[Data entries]
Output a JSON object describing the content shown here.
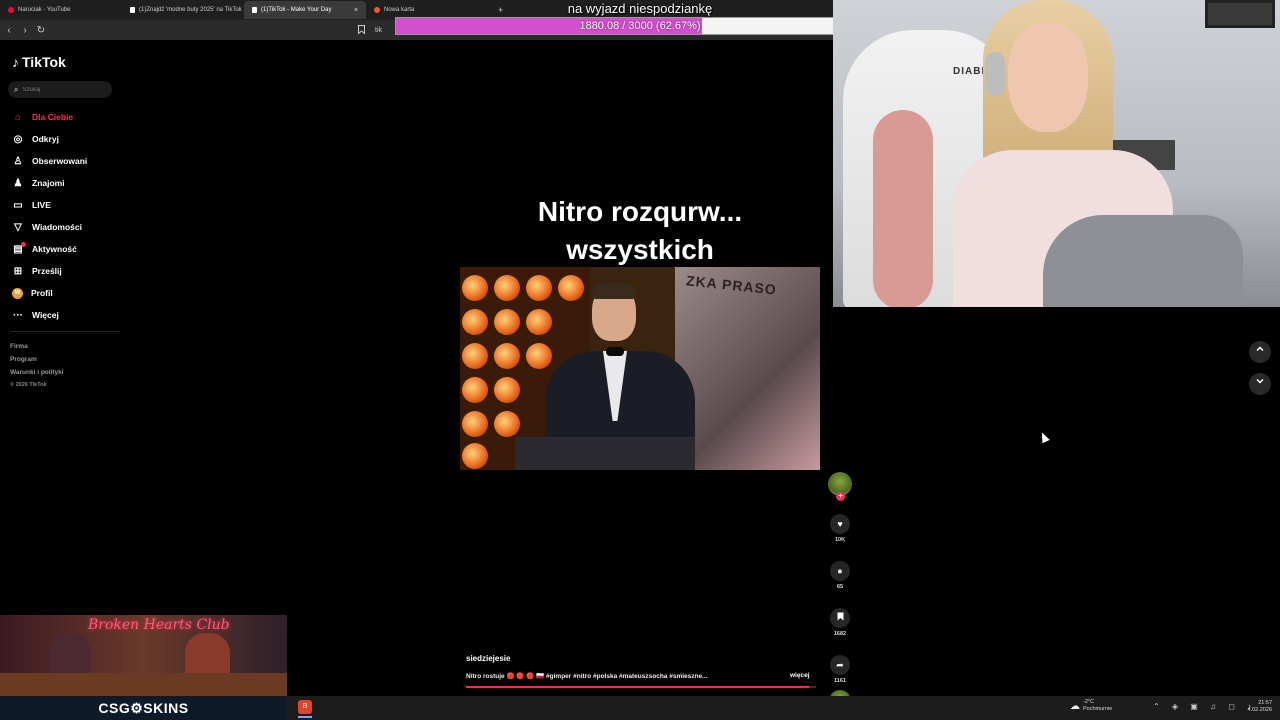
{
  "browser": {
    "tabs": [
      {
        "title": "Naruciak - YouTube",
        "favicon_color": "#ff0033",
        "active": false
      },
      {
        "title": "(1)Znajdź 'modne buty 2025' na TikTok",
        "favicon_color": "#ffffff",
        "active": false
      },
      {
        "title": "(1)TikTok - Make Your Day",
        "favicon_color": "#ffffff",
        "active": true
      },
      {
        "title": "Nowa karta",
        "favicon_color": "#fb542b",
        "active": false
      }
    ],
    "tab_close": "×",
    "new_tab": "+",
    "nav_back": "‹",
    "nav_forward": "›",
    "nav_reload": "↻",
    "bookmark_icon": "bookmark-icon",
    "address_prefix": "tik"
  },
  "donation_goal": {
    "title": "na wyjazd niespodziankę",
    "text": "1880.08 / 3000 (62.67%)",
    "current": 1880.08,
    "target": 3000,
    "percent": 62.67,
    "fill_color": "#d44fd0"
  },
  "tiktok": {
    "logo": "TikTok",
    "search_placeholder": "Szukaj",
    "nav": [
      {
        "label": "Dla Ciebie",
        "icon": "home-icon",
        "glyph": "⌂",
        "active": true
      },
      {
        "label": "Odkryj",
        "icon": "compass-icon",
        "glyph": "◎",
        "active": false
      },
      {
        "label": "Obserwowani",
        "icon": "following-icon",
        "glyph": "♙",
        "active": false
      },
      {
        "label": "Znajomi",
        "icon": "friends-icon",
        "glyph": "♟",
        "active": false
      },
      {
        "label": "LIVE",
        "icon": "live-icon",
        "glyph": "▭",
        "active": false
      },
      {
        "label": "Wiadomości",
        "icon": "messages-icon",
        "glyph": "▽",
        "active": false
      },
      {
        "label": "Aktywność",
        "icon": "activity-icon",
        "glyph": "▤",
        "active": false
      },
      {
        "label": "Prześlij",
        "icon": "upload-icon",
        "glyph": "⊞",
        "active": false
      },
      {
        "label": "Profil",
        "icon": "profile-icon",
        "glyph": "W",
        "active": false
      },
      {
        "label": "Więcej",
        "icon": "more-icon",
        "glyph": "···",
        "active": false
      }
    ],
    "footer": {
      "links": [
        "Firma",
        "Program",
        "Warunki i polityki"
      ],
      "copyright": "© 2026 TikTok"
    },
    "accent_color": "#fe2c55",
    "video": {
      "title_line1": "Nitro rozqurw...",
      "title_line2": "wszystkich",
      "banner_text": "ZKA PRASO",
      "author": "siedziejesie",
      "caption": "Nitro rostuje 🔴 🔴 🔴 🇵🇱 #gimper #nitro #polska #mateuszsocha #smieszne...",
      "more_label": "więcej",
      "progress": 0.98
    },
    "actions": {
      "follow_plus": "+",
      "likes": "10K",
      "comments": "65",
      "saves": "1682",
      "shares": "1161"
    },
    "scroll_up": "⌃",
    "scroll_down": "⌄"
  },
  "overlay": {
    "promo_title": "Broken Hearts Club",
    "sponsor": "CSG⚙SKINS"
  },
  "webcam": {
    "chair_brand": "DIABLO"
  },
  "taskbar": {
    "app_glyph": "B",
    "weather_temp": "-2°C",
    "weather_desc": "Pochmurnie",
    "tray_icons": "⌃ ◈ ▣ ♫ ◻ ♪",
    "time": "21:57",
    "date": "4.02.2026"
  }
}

==

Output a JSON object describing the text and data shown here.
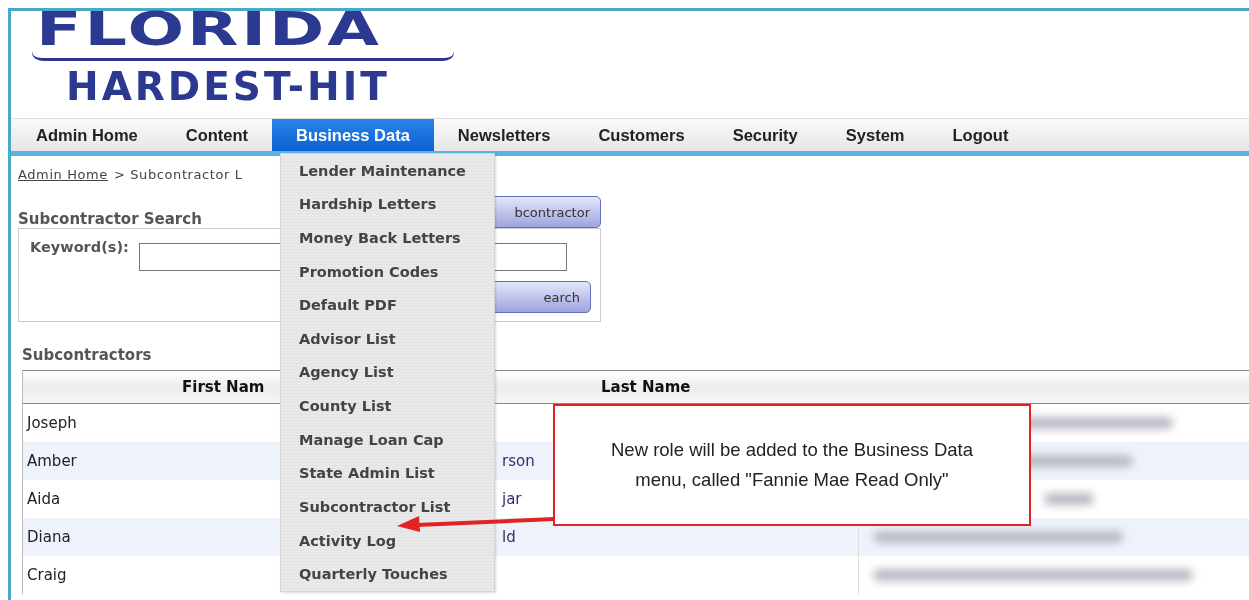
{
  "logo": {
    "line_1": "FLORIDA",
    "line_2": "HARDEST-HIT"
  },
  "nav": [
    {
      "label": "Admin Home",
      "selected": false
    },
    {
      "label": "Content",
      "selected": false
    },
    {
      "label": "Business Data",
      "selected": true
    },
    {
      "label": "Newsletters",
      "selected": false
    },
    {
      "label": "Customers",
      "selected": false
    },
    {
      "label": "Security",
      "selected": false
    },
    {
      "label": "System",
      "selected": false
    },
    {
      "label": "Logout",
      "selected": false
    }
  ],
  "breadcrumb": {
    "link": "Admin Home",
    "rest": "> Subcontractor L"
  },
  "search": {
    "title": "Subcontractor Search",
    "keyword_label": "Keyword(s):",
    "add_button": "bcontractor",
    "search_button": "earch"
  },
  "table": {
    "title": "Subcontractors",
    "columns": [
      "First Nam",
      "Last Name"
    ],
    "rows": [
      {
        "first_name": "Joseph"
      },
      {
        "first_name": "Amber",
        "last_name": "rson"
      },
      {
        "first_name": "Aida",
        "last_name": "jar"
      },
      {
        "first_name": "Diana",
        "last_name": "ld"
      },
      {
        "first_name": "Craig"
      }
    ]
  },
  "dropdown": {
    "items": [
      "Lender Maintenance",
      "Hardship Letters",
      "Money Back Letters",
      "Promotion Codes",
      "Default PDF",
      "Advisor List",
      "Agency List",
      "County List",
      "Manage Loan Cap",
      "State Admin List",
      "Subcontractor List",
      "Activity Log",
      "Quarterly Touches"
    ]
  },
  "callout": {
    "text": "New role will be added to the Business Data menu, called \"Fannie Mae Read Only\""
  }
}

▸ **EXERCISE INSTRUCTIONS**: Looking at the listing above, how many of its lines contain the string "shown"? Give the number alone.

▸ **ANSWER TO THE TASK**: 2